• **Written request**: Extract the complete listing and repeat it word for word.

************

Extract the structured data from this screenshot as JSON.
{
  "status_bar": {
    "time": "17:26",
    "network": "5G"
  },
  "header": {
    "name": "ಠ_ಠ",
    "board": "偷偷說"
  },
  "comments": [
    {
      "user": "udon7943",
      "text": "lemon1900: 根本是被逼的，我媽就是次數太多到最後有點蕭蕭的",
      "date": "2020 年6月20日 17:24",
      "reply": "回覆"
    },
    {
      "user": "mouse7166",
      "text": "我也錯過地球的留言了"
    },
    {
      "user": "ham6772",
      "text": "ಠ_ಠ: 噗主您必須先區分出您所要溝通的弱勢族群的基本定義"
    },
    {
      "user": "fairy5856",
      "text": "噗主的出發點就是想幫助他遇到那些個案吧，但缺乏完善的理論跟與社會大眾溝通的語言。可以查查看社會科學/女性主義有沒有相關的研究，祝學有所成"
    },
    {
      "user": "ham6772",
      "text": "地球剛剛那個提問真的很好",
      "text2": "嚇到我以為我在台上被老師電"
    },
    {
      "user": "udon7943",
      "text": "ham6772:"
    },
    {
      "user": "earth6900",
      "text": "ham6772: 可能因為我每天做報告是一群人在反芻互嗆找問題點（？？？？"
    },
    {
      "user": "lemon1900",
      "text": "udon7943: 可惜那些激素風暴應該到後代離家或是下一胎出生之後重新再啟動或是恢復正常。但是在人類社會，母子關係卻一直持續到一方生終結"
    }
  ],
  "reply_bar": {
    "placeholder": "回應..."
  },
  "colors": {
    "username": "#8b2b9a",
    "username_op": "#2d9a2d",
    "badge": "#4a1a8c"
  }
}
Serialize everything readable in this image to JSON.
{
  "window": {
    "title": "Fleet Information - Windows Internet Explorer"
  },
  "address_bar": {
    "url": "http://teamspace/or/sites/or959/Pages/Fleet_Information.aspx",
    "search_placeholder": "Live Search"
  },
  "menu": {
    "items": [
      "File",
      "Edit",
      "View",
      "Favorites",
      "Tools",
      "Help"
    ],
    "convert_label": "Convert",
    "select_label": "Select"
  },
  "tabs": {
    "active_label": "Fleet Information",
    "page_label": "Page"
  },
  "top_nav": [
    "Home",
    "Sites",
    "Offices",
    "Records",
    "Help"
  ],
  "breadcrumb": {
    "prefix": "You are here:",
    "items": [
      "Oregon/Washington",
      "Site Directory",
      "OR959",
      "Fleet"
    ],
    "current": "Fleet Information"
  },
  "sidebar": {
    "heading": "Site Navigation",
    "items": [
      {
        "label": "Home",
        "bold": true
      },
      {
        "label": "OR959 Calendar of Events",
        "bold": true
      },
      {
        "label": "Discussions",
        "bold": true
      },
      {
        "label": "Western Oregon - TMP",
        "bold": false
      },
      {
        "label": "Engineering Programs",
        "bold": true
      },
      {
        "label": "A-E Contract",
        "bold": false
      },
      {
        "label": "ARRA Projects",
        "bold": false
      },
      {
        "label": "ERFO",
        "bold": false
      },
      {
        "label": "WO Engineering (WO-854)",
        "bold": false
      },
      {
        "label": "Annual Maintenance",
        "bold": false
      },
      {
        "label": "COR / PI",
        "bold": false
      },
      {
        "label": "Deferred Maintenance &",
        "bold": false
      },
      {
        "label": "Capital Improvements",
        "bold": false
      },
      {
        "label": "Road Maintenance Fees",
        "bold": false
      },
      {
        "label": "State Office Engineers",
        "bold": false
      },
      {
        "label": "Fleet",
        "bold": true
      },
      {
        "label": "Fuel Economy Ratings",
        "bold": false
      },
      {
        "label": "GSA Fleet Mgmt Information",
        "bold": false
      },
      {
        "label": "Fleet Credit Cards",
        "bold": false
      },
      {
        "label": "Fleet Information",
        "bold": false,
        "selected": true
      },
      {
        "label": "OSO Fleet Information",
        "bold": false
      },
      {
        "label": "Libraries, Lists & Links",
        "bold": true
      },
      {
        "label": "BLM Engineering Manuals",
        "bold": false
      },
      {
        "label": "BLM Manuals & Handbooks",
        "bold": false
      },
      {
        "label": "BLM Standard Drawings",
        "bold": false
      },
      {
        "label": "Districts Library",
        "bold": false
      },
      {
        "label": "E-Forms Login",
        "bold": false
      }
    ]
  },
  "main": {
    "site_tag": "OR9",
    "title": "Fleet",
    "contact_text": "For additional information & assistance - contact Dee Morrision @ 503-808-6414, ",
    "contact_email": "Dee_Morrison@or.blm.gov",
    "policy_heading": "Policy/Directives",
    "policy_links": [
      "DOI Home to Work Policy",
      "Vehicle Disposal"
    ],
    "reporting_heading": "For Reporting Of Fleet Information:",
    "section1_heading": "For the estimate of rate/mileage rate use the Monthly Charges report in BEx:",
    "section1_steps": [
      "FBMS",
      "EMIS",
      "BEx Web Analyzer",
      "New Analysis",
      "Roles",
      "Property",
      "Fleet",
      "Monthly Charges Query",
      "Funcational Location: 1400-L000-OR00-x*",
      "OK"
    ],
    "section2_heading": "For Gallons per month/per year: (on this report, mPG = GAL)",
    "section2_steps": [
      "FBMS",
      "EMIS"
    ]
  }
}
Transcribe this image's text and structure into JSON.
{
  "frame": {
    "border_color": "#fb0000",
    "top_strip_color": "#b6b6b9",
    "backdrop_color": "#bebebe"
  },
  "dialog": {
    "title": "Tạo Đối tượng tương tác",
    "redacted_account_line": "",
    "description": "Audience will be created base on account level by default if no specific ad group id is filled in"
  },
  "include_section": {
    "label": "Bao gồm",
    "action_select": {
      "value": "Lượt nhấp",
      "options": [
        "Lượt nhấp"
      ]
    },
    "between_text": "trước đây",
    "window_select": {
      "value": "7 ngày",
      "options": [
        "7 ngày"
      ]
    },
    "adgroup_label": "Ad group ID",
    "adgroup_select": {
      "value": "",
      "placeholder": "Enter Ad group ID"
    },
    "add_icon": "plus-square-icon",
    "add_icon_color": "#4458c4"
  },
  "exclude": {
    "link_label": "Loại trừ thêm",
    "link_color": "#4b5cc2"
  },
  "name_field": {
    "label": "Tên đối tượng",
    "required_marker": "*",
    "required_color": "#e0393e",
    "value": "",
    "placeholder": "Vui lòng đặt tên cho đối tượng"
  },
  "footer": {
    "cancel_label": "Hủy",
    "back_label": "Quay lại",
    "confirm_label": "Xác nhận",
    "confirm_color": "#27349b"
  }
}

************

• **Finished exercise**:
Extract the structured data from this screenshot as JSON.
{
  "status_bar": {
    "time": "17:26",
    "network": "5G"
  },
  "header": {
    "name": "ಠ_ಠ",
    "board": "偷偷說"
  },
  "comments": [
    {
      "user": "udon7943",
      "text": "lemon1900: 根本是被逼的，我媽就是次數太多到最後有點蕭蕭的",
      "date": "2020 年6月20日 17:24",
      "reply": "回覆"
    },
    {
      "user": "mouse7166",
      "text": "我也錯過地球的留言了"
    },
    {
      "user": "ham6772",
      "text": "ಠ_ಠ: 噗主您必須先區分出您所要溝通的弱勢族群的基本定義"
    },
    {
      "user": "fairy5856",
      "text": "噗主的出發點就是想幫助他遇到那些個案吧，但缺乏完善的理論跟與社會大眾溝通的語言。可以查查看社會科學/女性主義有沒有相關的研究，祝學有所成"
    },
    {
      "user": "ham6772",
      "text": "地球剛剛那個提問真的很好",
      "text2": "嚇到我以為我在台上被老師電"
    },
    {
      "user": "udon7943",
      "text": "ham6772:"
    },
    {
      "user": "earth6900",
      "text": "ham6772: 可能因為我每天做報告是一群人在反芻互嗆找問題點（？？？？"
    },
    {
      "user": "lemon1900",
      "text": "udon7943: 可惜那些激素風暴應該到後代離家或是下一胎出生之後重新再啟動或是恢復正常。但是在人類社會，母子關係卻一直持續到一方生終結"
    }
  ],
  "reply_bar": {
    "placeholder": "回應..."
  },
  "colors": {
    "username": "#8b2b9a",
    "username_op": "#2d9a2d",
    "badge": "#4a1a8c"
  }
}
Serialize everything readable in this image to JSON.
{
  "window": {
    "title": "Fleet Information - Windows Internet Explorer"
  },
  "address_bar": {
    "url": "http://teamspace/or/sites/or959/Pages/Fleet_Information.aspx",
    "search_placeholder": "Live Search"
  },
  "menu": {
    "items": [
      "File",
      "Edit",
      "View",
      "Favorites",
      "Tools",
      "Help"
    ],
    "convert_label": "Convert",
    "select_label": "Select"
  },
  "tabs": {
    "active_label": "Fleet Information",
    "page_label": "Page"
  },
  "top_nav": [
    "Home",
    "Sites",
    "Offices",
    "Records",
    "Help"
  ],
  "breadcrumb": {
    "prefix": "You are here:",
    "items": [
      "Oregon/Washington",
      "Site Directory",
      "OR959",
      "Fleet"
    ],
    "current": "Fleet Information"
  },
  "sidebar": {
    "heading": "Site Navigation",
    "items": [
      {
        "label": "Home",
        "bold": true
      },
      {
        "label": "OR959 Calendar of Events",
        "bold": true
      },
      {
        "label": "Discussions",
        "bold": true
      },
      {
        "label": "Western Oregon - TMP",
        "bold": false
      },
      {
        "label": "Engineering Programs",
        "bold": true
      },
      {
        "label": "A-E Contract",
        "bold": false
      },
      {
        "label": "ARRA Projects",
        "bold": false
      },
      {
        "label": "ERFO",
        "bold": false
      },
      {
        "label": "WO Engineering (WO-854)",
        "bold": false
      },
      {
        "label": "Annual Maintenance",
        "bold": false
      },
      {
        "label": "COR / PI",
        "bold": false
      },
      {
        "label": "Deferred Maintenance &",
        "bold": false
      },
      {
        "label": "Capital Improvements",
        "bold": false
      },
      {
        "label": "Road Maintenance Fees",
        "bold": false
      },
      {
        "label": "State Office Engineers",
        "bold": false
      },
      {
        "label": "Fleet",
        "bold": true
      },
      {
        "label": "Fuel Economy Ratings",
        "bold": false
      },
      {
        "label": "GSA Fleet Mgmt Information",
        "bold": false
      },
      {
        "label": "Fleet Credit Cards",
        "bold": false
      },
      {
        "label": "Fleet Information",
        "bold": false,
        "selected": true
      },
      {
        "label": "OSO Fleet Information",
        "bold": false
      },
      {
        "label": "Libraries, Lists & Links",
        "bold": true
      },
      {
        "label": "BLM Engineering Manuals",
        "bold": false
      },
      {
        "label": "BLM Manuals & Handbooks",
        "bold": false
      },
      {
        "label": "BLM Standard Drawings",
        "bold": false
      },
      {
        "label": "Districts Library",
        "bold": false
      },
      {
        "label": "E-Forms Login",
        "bold": false
      }
    ]
  },
  "main": {
    "site_tag": "OR9",
    "title": "Fleet",
    "contact_text": "For additional information & assistance - contact Dee Morrision @ 503-808-6414, ",
    "contact_email": "Dee_Morrison@or.blm.gov",
    "policy_heading": "Policy/Directives",
    "policy_links": [
      "DOI Home to Work Policy",
      "Vehicle Disposal"
    ],
    "reporting_heading": "For Reporting Of Fleet Information:",
    "section1_heading": "For the estimate of rate/mileage rate use the Monthly Charges report in BEx:",
    "section1_steps": [
      "FBMS",
      "EMIS",
      "BEx Web Analyzer",
      "New Analysis",
      "Roles",
      "Property",
      "Fleet",
      "Monthly Charges Query",
      "Funcational Location: 1400-L000-OR00-x*",
      "OK"
    ],
    "section2_heading": "For Gallons per month/per year: (on this report, mPG = GAL)",
    "section2_steps": [
      "FBMS",
      "EMIS"
    ]
  }
}
Transcribe this image's text and structure into JSON.
{
  "frame": {
    "border_color": "#fb0000",
    "top_strip_color": "#b6b6b9",
    "backdrop_color": "#bebebe"
  },
  "dialog": {
    "title": "Tạo Đối tượng tương tác",
    "redacted_account_line": "",
    "description": "Audience will be created base on account level by default if no specific ad group id is filled in"
  },
  "include_section": {
    "label": "Bao gồm",
    "action_select": {
      "value": "Lượt nhấp",
      "options": [
        "Lượt nhấp"
      ]
    },
    "between_text": "trước đây",
    "window_select": {
      "value": "7 ngày",
      "options": [
        "7 ngày"
      ]
    },
    "adgroup_label": "Ad group ID",
    "adgroup_select": {
      "value": "",
      "placeholder": "Enter Ad group ID"
    },
    "add_icon": "plus-square-icon",
    "add_icon_color": "#4458c4"
  },
  "exclude": {
    "link_label": "Loại trừ thêm",
    "link_color": "#4b5cc2"
  },
  "name_field": {
    "label": "Tên đối tượng",
    "required_marker": "*",
    "required_color": "#e0393e",
    "value": "",
    "placeholder": "Vui lòng đặt tên cho đối tượng"
  },
  "footer": {
    "cancel_label": "Hủy",
    "back_label": "Quay lại",
    "confirm_label": "Xác nhận",
    "confirm_color": "#27349b"
  }
}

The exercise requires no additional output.